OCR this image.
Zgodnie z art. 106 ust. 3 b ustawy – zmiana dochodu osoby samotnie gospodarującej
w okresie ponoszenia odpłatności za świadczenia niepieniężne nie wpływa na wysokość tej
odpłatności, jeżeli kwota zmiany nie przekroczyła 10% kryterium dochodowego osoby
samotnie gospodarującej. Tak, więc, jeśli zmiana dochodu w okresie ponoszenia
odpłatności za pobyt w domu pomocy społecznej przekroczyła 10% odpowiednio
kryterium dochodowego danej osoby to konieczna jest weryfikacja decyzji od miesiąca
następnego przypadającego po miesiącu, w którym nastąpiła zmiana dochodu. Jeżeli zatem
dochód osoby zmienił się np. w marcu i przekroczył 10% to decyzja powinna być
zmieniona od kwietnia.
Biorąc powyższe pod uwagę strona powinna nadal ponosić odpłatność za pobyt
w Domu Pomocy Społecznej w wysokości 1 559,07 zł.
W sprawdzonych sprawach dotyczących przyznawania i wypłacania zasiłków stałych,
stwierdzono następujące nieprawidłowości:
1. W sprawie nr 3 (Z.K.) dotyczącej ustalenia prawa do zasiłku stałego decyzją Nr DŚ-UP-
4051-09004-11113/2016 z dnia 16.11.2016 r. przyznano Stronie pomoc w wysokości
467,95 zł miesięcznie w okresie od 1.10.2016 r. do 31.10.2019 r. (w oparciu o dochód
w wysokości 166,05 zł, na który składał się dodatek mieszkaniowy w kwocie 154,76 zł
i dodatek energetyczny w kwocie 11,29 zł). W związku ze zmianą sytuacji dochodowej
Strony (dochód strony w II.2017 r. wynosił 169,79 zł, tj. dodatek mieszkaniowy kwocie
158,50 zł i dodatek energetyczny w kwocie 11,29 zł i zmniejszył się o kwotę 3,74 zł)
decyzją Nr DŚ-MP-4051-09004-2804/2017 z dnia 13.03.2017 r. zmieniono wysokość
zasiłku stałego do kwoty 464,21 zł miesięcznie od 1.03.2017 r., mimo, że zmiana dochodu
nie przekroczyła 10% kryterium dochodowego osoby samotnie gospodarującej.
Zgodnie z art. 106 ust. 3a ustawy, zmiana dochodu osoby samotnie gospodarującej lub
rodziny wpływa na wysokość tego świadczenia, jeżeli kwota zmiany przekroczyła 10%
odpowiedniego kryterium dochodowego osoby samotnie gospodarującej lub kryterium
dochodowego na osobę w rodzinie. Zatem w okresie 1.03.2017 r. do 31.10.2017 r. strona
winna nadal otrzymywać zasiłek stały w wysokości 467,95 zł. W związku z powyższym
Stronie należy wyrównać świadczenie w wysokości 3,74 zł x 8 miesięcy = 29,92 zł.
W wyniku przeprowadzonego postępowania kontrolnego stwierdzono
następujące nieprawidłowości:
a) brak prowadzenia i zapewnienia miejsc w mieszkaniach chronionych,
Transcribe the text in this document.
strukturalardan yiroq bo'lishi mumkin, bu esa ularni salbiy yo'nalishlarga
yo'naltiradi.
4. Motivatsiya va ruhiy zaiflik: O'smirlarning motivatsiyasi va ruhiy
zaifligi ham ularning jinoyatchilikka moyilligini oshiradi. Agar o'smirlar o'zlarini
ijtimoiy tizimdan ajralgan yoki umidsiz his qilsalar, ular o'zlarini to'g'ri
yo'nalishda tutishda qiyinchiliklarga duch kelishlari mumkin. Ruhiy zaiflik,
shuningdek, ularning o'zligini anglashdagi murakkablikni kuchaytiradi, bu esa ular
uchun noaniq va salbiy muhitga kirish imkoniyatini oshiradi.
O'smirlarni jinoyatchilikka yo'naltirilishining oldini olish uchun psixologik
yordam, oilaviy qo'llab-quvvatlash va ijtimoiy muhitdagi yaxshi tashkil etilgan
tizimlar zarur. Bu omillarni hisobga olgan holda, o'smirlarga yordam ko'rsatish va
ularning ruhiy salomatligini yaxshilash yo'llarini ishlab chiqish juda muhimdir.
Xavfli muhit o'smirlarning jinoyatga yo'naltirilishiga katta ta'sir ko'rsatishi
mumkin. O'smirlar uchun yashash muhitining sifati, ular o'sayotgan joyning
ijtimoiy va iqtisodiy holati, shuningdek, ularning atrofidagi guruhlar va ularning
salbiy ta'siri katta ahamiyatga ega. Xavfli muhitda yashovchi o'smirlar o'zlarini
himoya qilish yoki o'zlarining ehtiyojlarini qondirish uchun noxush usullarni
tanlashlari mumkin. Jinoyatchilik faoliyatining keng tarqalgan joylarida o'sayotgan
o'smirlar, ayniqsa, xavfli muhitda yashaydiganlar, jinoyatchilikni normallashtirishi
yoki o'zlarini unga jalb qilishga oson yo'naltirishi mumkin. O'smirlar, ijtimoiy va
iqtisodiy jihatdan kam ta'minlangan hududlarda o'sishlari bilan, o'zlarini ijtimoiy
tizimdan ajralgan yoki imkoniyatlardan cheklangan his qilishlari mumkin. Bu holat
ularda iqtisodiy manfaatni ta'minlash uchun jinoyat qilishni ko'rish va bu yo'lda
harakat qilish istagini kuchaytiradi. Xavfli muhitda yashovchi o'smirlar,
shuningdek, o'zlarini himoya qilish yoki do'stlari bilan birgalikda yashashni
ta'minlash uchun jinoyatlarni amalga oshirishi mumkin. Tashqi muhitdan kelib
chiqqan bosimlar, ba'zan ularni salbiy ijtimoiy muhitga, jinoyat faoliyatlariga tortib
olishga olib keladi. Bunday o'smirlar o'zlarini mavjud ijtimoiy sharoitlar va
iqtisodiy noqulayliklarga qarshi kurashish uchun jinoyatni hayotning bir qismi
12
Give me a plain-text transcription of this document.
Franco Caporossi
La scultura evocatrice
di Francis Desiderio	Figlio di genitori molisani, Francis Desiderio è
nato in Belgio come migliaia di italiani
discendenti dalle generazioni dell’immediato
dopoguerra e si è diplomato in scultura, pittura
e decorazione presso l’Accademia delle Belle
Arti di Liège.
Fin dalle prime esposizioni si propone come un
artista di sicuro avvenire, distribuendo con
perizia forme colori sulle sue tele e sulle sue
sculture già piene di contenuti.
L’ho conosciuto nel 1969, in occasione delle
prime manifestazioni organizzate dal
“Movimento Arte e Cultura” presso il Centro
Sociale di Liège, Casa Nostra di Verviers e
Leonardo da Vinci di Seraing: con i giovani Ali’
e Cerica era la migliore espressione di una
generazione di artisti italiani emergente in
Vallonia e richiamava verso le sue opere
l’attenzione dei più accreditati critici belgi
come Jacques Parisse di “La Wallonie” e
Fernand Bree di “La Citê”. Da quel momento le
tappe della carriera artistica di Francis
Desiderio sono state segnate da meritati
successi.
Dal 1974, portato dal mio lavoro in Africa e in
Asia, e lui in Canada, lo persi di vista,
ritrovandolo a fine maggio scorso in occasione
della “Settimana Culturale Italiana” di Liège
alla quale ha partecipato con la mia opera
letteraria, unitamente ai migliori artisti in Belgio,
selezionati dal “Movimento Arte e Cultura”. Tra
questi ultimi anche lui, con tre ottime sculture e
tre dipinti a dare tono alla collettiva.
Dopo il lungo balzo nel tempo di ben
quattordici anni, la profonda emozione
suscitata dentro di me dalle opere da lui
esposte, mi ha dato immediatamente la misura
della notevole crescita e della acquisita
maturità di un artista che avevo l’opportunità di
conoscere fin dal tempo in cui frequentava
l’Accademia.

STATED EXERCISE
Nothing should be left out: repeat all of the data exactly.

TASK RESPONSE
OCR this image.
Zgodnie z art. 106 ust. 3 b ustawy – zmiana dochodu osoby samotnie gospodarującej
w okresie ponoszenia odpłatności za świadczenia niepieniężne nie wpływa na wysokość tej
odpłatności, jeżeli kwota zmiany nie przekroczyła 10% kryterium dochodowego osoby
samotnie gospodarującej. Tak, więc, jeśli zmiana dochodu w okresie ponoszenia
odpłatności za pobyt w domu pomocy społecznej przekroczyła 10% odpowiednio
kryterium dochodowego danej osoby to konieczna jest weryfikacja decyzji od miesiąca
następnego przypadającego po miesiącu, w którym nastąpiła zmiana dochodu. Jeżeli zatem
dochód osoby zmienił się np. w marcu i przekroczył 10% to decyzja powinna być
zmieniona od kwietnia.
Biorąc powyższe pod uwagę strona powinna nadal ponosić odpłatność za pobyt
w Domu Pomocy Społecznej w wysokości 1 559,07 zł.
W sprawdzonych sprawach dotyczących przyznawania i wypłacania zasiłków stałych,
stwierdzono następujące nieprawidłowości:
1. W sprawie nr 3 (Z.K.) dotyczącej ustalenia prawa do zasiłku stałego decyzją Nr DŚ-UP-
4051-09004-11113/2016 z dnia 16.11.2016 r. przyznano Stronie pomoc w wysokości
467,95 zł miesięcznie w okresie od 1.10.2016 r. do 31.10.2019 r. (w oparciu o dochód
w wysokości 166,05 zł, na który składał się dodatek mieszkaniowy w kwocie 154,76 zł
i dodatek energetyczny w kwocie 11,29 zł). W związku ze zmianą sytuacji dochodowej
Strony (dochód strony w II.2017 r. wynosił 169,79 zł, tj. dodatek mieszkaniowy kwocie
158,50 zł i dodatek energetyczny w kwocie 11,29 zł i zmniejszył się o kwotę 3,74 zł)
decyzją Nr DŚ-MP-4051-09004-2804/2017 z dnia 13.03.2017 r. zmieniono wysokość
zasiłku stałego do kwoty 464,21 zł miesięcznie od 1.03.2017 r., mimo, że zmiana dochodu
nie przekroczyła 10% kryterium dochodowego osoby samotnie gospodarującej.
Zgodnie z art. 106 ust. 3a ustawy, zmiana dochodu osoby samotnie gospodarującej lub
rodziny wpływa na wysokość tego świadczenia, jeżeli kwota zmiany przekroczyła 10%
odpowiedniego kryterium dochodowego osoby samotnie gospodarującej lub kryterium
dochodowego na osobę w rodzinie. Zatem w okresie 1.03.2017 r. do 31.10.2017 r. strona
winna nadal otrzymywać zasiłek stały w wysokości 467,95 zł. W związku z powyższym
Stronie należy wyrównać świadczenie w wysokości 3,74 zł x 8 miesięcy = 29,92 zł.
W wyniku przeprowadzonego postępowania kontrolnego stwierdzono
następujące nieprawidłowości:
a) brak prowadzenia i zapewnienia miejsc w mieszkaniach chronionych,
Transcribe the text in this document.
strukturalardan yiroq bo'lishi mumkin, bu esa ularni salbiy yo'nalishlarga
yo'naltiradi.
4. Motivatsiya va ruhiy zaiflik: O'smirlarning motivatsiyasi va ruhiy
zaifligi ham ularning jinoyatchilikka moyilligini oshiradi. Agar o'smirlar o'zlarini
ijtimoiy tizimdan ajralgan yoki umidsiz his qilsalar, ular o'zlarini to'g'ri
yo'nalishda tutishda qiyinchiliklarga duch kelishlari mumkin. Ruhiy zaiflik,
shuningdek, ularning o'zligini anglashdagi murakkablikni kuchaytiradi, bu esa ular
uchun noaniq va salbiy muhitga kirish imkoniyatini oshiradi.
O'smirlarni jinoyatchilikka yo'naltirilishining oldini olish uchun psixologik
yordam, oilaviy qo'llab-quvvatlash va ijtimoiy muhitdagi yaxshi tashkil etilgan
tizimlar zarur. Bu omillarni hisobga olgan holda, o'smirlarga yordam ko'rsatish va
ularning ruhiy salomatligini yaxshilash yo'llarini ishlab chiqish juda muhimdir.
Xavfli muhit o'smirlarning jinoyatga yo'naltirilishiga katta ta'sir ko'rsatishi
mumkin. O'smirlar uchun yashash muhitining sifati, ular o'sayotgan joyning
ijtimoiy va iqtisodiy holati, shuningdek, ularning atrofidagi guruhlar va ularning
salbiy ta'siri katta ahamiyatga ega. Xavfli muhitda yashovchi o'smirlar o'zlarini
himoya qilish yoki o'zlarining ehtiyojlarini qondirish uchun noxush usullarni
tanlashlari mumkin. Jinoyatchilik faoliyatining keng tarqalgan joylarida o'sayotgan
o'smirlar, ayniqsa, xavfli muhitda yashaydiganlar, jinoyatchilikni normallashtirishi
yoki o'zlarini unga jalb qilishga oson yo'naltirishi mumkin. O'smirlar, ijtimoiy va
iqtisodiy jihatdan kam ta'minlangan hududlarda o'sishlari bilan, o'zlarini ijtimoiy
tizimdan ajralgan yoki imkoniyatlardan cheklangan his qilishlari mumkin. Bu holat
ularda iqtisodiy manfaatni ta'minlash uchun jinoyat qilishni ko'rish va bu yo'lda
harakat qilish istagini kuchaytiradi. Xavfli muhitda yashovchi o'smirlar,
shuningdek, o'zlarini himoya qilish yoki do'stlari bilan birgalikda yashashni
ta'minlash uchun jinoyatlarni amalga oshirishi mumkin. Tashqi muhitdan kelib
chiqqan bosimlar, ba'zan ularni salbiy ijtimoiy muhitga, jinoyat faoliyatlariga tortib
olishga olib keladi. Bunday o'smirlar o'zlarini mavjud ijtimoiy sharoitlar va
iqtisodiy noqulayliklarga qarshi kurashish uchun jinoyatni hayotning bir qismi
12
Give me a plain-text transcription of this document.
Franco Caporossi
La scultura evocatrice
di Francis Desiderio	Figlio di genitori molisani, Francis Desiderio è
nato in Belgio come migliaia di italiani
discendenti dalle generazioni dell’immediato
dopoguerra e si è diplomato in scultura, pittura
e decorazione presso l’Accademia delle Belle
Arti di Liège.
Fin dalle prime esposizioni si propone come un
artista di sicuro avvenire, distribuendo con
perizia forme colori sulle sue tele e sulle sue
sculture già piene di contenuti.
L’ho conosciuto nel 1969, in occasione delle
prime manifestazioni organizzate dal
“Movimento Arte e Cultura” presso il Centro
Sociale di Liège, Casa Nostra di Verviers e
Leonardo da Vinci di Seraing: con i giovani Ali’
e Cerica era la migliore espressione di una
generazione di artisti italiani emergente in
Vallonia e richiamava verso le sue opere
l’attenzione dei più accreditati critici belgi
come Jacques Parisse di “La Wallonie” e
Fernand Bree di “La Citê”. Da quel momento le
tappe della carriera artistica di Francis
Desiderio sono state segnate da meritati
successi.
Dal 1974, portato dal mio lavoro in Africa e in
Asia, e lui in Canada, lo persi di vista,
ritrovandolo a fine maggio scorso in occasione
della “Settimana Culturale Italiana” di Liège
alla quale ha partecipato con la mia opera
letteraria, unitamente ai migliori artisti in Belgio,
selezionati dal “Movimento Arte e Cultura”. Tra
questi ultimi anche lui, con tre ottime sculture e
tre dipinti a dare tono alla collettiva.
Dopo il lungo balzo nel tempo di ben
quattordici anni, la profonda emozione
suscitata dentro di me dalle opere da lui
esposte, mi ha dato immediatamente la misura
della notevole crescita e della acquisita
maturità di un artista che avevo l’opportunità di
conoscere fin dal tempo in cui frequentava
l’Accademia.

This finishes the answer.